◆ What is needed:
Transcribe the entries below exactly.

········

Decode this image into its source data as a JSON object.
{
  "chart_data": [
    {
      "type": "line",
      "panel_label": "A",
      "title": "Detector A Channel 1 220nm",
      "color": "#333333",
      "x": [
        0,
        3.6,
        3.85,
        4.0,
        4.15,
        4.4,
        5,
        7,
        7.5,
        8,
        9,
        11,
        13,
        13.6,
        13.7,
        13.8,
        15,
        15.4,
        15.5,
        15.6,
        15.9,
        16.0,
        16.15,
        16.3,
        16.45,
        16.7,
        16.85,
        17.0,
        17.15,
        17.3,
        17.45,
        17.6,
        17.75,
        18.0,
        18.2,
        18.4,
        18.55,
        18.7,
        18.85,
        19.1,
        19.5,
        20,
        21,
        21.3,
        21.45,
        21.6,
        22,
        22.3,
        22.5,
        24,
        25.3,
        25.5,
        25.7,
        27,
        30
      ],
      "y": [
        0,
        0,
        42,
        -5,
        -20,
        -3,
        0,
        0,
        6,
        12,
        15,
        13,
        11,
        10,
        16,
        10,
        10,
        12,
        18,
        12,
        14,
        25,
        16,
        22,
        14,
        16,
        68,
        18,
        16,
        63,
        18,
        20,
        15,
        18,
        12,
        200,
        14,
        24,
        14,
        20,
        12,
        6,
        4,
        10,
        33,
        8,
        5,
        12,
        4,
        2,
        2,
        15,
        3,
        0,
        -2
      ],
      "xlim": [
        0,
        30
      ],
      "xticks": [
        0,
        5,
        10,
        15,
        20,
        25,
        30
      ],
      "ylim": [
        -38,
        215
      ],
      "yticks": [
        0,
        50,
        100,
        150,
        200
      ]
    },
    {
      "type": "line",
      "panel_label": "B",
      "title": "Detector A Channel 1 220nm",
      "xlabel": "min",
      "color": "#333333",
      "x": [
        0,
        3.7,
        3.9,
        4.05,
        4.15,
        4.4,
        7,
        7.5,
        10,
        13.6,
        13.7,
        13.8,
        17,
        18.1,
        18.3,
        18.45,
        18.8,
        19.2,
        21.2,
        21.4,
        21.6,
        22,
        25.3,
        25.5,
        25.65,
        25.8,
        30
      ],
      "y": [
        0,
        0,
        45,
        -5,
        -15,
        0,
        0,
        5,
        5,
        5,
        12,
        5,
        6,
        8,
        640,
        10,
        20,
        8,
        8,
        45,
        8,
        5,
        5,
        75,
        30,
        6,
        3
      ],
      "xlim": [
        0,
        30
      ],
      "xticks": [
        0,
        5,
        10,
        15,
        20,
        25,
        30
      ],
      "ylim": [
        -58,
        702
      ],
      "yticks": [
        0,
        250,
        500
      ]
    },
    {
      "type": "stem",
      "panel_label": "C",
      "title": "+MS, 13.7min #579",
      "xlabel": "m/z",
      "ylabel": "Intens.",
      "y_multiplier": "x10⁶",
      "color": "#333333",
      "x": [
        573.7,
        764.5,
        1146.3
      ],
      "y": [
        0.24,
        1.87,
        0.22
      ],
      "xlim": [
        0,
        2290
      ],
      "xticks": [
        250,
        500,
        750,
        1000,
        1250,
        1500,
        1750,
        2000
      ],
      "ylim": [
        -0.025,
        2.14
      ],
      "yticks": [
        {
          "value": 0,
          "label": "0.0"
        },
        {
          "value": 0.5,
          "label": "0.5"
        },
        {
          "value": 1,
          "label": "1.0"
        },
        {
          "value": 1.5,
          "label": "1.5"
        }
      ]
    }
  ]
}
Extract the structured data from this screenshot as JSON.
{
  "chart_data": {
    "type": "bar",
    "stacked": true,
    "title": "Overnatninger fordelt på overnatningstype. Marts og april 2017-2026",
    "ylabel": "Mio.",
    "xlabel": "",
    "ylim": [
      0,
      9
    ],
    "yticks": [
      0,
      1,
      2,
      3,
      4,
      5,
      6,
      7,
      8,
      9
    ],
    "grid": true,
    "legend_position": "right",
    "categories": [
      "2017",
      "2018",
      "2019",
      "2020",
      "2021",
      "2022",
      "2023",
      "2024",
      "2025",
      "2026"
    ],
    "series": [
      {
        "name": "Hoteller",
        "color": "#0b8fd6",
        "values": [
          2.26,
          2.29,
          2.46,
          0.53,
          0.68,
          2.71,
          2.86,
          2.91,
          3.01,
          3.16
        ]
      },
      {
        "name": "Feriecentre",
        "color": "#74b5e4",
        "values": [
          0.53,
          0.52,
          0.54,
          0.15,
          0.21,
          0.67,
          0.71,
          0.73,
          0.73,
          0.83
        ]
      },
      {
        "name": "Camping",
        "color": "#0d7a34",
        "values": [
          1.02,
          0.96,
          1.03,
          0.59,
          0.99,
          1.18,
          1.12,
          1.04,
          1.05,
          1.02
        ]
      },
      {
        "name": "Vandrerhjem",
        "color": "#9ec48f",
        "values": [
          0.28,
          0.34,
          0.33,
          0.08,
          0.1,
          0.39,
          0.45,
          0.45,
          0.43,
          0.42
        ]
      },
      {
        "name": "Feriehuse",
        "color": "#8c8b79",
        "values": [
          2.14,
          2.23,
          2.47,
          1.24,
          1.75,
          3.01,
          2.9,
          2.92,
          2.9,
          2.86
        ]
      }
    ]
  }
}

········

◆ Task response:
Decode this image into its source data as a JSON object.
{
  "chart_data": [
    {
      "type": "line",
      "panel_label": "A",
      "title": "Detector A Channel 1 220nm",
      "color": "#333333",
      "x": [
        0,
        3.6,
        3.85,
        4.0,
        4.15,
        4.4,
        5,
        7,
        7.5,
        8,
        9,
        11,
        13,
        13.6,
        13.7,
        13.8,
        15,
        15.4,
        15.5,
        15.6,
        15.9,
        16.0,
        16.15,
        16.3,
        16.45,
        16.7,
        16.85,
        17.0,
        17.15,
        17.3,
        17.45,
        17.6,
        17.75,
        18.0,
        18.2,
        18.4,
        18.55,
        18.7,
        18.85,
        19.1,
        19.5,
        20,
        21,
        21.3,
        21.45,
        21.6,
        22,
        22.3,
        22.5,
        24,
        25.3,
        25.5,
        25.7,
        27,
        30
      ],
      "y": [
        0,
        0,
        42,
        -5,
        -20,
        -3,
        0,
        0,
        6,
        12,
        15,
        13,
        11,
        10,
        16,
        10,
        10,
        12,
        18,
        12,
        14,
        25,
        16,
        22,
        14,
        16,
        68,
        18,
        16,
        63,
        18,
        20,
        15,
        18,
        12,
        200,
        14,
        24,
        14,
        20,
        12,
        6,
        4,
        10,
        33,
        8,
        5,
        12,
        4,
        2,
        2,
        15,
        3,
        0,
        -2
      ],
      "xlim": [
        0,
        30
      ],
      "xticks": [
        0,
        5,
        10,
        15,
        20,
        25,
        30
      ],
      "ylim": [
        -38,
        215
      ],
      "yticks": [
        0,
        50,
        100,
        150,
        200
      ]
    },
    {
      "type": "line",
      "panel_label": "B",
      "title": "Detector A Channel 1 220nm",
      "xlabel": "min",
      "color": "#333333",
      "x": [
        0,
        3.7,
        3.9,
        4.05,
        4.15,
        4.4,
        7,
        7.5,
        10,
        13.6,
        13.7,
        13.8,
        17,
        18.1,
        18.3,
        18.45,
        18.8,
        19.2,
        21.2,
        21.4,
        21.6,
        22,
        25.3,
        25.5,
        25.65,
        25.8,
        30
      ],
      "y": [
        0,
        0,
        45,
        -5,
        -15,
        0,
        0,
        5,
        5,
        5,
        12,
        5,
        6,
        8,
        640,
        10,
        20,
        8,
        8,
        45,
        8,
        5,
        5,
        75,
        30,
        6,
        3
      ],
      "xlim": [
        0,
        30
      ],
      "xticks": [
        0,
        5,
        10,
        15,
        20,
        25,
        30
      ],
      "ylim": [
        -58,
        702
      ],
      "yticks": [
        0,
        250,
        500
      ]
    },
    {
      "type": "stem",
      "panel_label": "C",
      "title": "+MS, 13.7min #579",
      "xlabel": "m/z",
      "ylabel": "Intens.",
      "y_multiplier": "x10⁶",
      "color": "#333333",
      "x": [
        573.7,
        764.5,
        1146.3
      ],
      "y": [
        0.24,
        1.87,
        0.22
      ],
      "xlim": [
        0,
        2290
      ],
      "xticks": [
        250,
        500,
        750,
        1000,
        1250,
        1500,
        1750,
        2000
      ],
      "ylim": [
        -0.025,
        2.14
      ],
      "yticks": [
        {
          "value": 0,
          "label": "0.0"
        },
        {
          "value": 0.5,
          "label": "0.5"
        },
        {
          "value": 1,
          "label": "1.0"
        },
        {
          "value": 1.5,
          "label": "1.5"
        }
      ]
    }
  ]
}
Extract the structured data from this screenshot as JSON.
{
  "chart_data": {
    "type": "bar",
    "stacked": true,
    "title": "Overnatninger fordelt på overnatningstype. Marts og april 2017-2026",
    "ylabel": "Mio.",
    "xlabel": "",
    "ylim": [
      0,
      9
    ],
    "yticks": [
      0,
      1,
      2,
      3,
      4,
      5,
      6,
      7,
      8,
      9
    ],
    "grid": true,
    "legend_position": "right",
    "categories": [
      "2017",
      "2018",
      "2019",
      "2020",
      "2021",
      "2022",
      "2023",
      "2024",
      "2025",
      "2026"
    ],
    "series": [
      {
        "name": "Hoteller",
        "color": "#0b8fd6",
        "values": [
          2.26,
          2.29,
          2.46,
          0.53,
          0.68,
          2.71,
          2.86,
          2.91,
          3.01,
          3.16
        ]
      },
      {
        "name": "Feriecentre",
        "color": "#74b5e4",
        "values": [
          0.53,
          0.52,
          0.54,
          0.15,
          0.21,
          0.67,
          0.71,
          0.73,
          0.73,
          0.83
        ]
      },
      {
        "name": "Camping",
        "color": "#0d7a34",
        "values": [
          1.02,
          0.96,
          1.03,
          0.59,
          0.99,
          1.18,
          1.12,
          1.04,
          1.05,
          1.02
        ]
      },
      {
        "name": "Vandrerhjem",
        "color": "#9ec48f",
        "values": [
          0.28,
          0.34,
          0.33,
          0.08,
          0.1,
          0.39,
          0.45,
          0.45,
          0.43,
          0.42
        ]
      },
      {
        "name": "Feriehuse",
        "color": "#8c8b79",
        "values": [
          2.14,
          2.23,
          2.47,
          1.24,
          1.75,
          3.01,
          2.9,
          2.92,
          2.9,
          2.86
        ]
      }
    ]
  }
}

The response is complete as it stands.